- **Problem description**: Answer with a single number, the count of lines holding the word "εἶχε".

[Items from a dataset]

%%

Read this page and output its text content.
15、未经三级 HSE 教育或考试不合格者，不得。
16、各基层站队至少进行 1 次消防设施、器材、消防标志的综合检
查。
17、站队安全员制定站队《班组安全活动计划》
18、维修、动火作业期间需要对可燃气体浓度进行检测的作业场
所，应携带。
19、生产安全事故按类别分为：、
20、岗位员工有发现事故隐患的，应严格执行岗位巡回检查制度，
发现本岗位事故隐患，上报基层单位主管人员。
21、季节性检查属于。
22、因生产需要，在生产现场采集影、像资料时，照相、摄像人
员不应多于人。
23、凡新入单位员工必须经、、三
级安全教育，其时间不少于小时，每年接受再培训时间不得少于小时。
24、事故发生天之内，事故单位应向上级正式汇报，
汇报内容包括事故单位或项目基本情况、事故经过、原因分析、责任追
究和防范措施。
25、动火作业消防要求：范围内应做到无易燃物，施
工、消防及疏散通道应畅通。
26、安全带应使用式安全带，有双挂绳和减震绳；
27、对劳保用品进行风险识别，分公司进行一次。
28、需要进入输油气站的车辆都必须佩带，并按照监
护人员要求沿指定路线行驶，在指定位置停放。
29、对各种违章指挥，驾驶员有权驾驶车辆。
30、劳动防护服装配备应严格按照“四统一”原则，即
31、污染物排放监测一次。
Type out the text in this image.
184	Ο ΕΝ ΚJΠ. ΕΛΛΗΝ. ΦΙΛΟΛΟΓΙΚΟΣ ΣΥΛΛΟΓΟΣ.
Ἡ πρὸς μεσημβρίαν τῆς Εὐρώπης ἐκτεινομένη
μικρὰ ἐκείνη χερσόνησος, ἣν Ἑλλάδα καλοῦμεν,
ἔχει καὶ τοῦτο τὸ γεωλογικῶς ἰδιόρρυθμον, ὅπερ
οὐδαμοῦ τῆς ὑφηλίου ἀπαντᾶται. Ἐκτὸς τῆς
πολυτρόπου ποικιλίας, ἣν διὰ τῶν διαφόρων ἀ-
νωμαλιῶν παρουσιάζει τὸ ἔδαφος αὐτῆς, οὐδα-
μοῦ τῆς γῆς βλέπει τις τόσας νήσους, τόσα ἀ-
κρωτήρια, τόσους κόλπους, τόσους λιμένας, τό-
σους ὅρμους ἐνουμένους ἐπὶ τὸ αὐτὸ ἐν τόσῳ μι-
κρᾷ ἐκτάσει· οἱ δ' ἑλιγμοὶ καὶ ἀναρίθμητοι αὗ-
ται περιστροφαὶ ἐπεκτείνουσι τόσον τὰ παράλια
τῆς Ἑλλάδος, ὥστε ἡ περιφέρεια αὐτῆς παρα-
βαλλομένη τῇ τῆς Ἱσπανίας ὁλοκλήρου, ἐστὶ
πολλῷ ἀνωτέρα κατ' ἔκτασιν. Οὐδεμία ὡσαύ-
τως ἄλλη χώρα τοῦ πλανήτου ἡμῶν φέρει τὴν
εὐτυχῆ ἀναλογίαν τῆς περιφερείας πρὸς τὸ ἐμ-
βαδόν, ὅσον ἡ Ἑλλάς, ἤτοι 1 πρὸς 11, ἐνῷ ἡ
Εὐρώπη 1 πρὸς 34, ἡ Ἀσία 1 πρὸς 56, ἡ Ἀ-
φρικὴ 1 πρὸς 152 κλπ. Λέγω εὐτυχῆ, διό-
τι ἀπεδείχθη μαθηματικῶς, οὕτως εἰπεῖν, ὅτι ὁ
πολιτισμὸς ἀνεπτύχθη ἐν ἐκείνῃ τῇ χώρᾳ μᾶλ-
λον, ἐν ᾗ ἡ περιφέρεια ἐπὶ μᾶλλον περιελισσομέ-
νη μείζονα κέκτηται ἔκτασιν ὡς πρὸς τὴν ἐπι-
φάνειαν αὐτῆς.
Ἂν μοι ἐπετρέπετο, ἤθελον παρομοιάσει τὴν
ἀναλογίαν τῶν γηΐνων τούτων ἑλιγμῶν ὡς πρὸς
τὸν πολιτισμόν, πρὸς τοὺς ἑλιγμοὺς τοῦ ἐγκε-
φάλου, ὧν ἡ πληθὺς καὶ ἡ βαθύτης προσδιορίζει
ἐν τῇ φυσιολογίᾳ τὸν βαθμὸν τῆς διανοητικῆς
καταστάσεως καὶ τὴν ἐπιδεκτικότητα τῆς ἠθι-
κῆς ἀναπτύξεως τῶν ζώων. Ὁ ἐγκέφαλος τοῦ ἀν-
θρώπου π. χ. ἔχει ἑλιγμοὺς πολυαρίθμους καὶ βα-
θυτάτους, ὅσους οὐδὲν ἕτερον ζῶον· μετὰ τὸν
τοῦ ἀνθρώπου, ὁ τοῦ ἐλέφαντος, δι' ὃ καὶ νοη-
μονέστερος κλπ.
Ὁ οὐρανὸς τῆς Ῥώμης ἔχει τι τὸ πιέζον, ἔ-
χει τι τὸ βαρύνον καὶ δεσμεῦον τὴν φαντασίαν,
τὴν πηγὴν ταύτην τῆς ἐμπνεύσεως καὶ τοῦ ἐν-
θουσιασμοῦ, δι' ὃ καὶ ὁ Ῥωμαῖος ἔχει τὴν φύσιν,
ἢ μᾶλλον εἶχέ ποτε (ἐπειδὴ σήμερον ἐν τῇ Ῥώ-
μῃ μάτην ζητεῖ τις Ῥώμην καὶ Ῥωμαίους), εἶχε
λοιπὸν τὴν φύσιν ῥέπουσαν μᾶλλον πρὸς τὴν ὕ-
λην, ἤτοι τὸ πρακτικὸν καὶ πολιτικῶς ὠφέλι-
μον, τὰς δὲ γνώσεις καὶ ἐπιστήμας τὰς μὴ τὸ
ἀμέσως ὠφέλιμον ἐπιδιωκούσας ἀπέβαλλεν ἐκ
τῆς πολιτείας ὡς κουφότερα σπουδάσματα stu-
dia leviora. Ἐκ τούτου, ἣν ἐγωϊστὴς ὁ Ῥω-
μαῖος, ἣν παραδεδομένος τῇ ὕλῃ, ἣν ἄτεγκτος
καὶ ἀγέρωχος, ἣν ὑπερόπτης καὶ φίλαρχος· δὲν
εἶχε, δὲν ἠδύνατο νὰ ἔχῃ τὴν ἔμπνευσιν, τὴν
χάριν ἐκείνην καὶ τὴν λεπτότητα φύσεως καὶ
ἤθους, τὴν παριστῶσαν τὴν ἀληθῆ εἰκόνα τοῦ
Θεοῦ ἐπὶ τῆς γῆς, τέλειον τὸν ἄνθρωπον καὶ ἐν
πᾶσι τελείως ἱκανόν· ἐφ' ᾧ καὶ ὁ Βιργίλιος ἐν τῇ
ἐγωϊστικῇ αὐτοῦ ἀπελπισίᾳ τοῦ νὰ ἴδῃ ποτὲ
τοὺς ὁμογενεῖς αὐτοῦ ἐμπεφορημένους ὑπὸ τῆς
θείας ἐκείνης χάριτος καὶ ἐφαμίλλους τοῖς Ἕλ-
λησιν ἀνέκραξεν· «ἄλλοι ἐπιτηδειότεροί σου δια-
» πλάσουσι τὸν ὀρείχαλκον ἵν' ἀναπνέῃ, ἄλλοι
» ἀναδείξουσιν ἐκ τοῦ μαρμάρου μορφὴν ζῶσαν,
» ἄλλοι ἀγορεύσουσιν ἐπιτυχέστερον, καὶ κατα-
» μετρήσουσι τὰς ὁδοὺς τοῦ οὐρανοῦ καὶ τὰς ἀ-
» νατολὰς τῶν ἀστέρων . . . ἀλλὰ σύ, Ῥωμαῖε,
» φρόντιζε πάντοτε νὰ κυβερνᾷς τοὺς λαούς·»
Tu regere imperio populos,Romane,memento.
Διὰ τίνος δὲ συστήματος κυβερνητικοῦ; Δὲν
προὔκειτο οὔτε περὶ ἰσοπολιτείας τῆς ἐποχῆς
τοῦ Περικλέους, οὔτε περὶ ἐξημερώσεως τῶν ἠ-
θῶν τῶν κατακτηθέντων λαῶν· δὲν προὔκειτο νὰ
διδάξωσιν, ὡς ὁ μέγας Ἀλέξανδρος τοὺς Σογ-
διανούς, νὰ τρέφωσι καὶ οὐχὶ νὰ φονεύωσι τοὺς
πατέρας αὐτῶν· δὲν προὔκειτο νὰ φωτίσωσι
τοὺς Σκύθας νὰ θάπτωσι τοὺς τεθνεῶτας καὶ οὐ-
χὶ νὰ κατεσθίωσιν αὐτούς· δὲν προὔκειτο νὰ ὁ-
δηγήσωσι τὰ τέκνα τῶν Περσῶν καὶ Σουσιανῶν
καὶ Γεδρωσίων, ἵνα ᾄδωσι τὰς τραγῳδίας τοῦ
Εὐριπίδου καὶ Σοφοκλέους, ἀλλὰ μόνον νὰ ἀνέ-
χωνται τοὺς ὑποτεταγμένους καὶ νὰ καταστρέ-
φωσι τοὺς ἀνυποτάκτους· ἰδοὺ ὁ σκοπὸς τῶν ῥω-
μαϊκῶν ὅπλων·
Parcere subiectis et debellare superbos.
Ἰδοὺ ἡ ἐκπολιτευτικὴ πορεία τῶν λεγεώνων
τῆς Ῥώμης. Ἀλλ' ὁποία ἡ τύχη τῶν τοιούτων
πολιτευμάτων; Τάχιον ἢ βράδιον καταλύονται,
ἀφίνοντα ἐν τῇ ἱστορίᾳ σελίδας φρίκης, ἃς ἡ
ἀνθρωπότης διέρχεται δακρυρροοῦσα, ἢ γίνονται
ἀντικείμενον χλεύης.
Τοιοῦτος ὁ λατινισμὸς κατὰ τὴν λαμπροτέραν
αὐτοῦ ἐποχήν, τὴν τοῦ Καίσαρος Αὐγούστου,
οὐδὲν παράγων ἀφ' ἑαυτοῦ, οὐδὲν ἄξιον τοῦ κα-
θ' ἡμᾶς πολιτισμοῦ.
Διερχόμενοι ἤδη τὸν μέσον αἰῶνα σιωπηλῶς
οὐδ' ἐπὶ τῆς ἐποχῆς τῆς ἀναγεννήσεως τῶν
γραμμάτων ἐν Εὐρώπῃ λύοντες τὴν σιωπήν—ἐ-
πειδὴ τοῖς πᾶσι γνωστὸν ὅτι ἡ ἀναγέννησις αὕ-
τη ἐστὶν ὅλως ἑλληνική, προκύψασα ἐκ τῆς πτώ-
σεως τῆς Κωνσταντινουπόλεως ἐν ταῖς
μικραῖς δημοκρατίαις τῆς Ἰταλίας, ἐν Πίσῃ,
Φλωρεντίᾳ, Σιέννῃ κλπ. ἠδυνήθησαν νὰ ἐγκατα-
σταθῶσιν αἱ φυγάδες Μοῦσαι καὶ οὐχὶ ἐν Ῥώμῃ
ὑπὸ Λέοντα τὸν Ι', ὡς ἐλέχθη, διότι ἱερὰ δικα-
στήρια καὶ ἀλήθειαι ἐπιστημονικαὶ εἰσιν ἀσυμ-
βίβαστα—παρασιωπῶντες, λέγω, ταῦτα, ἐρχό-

%%

- **Answer in full**: 2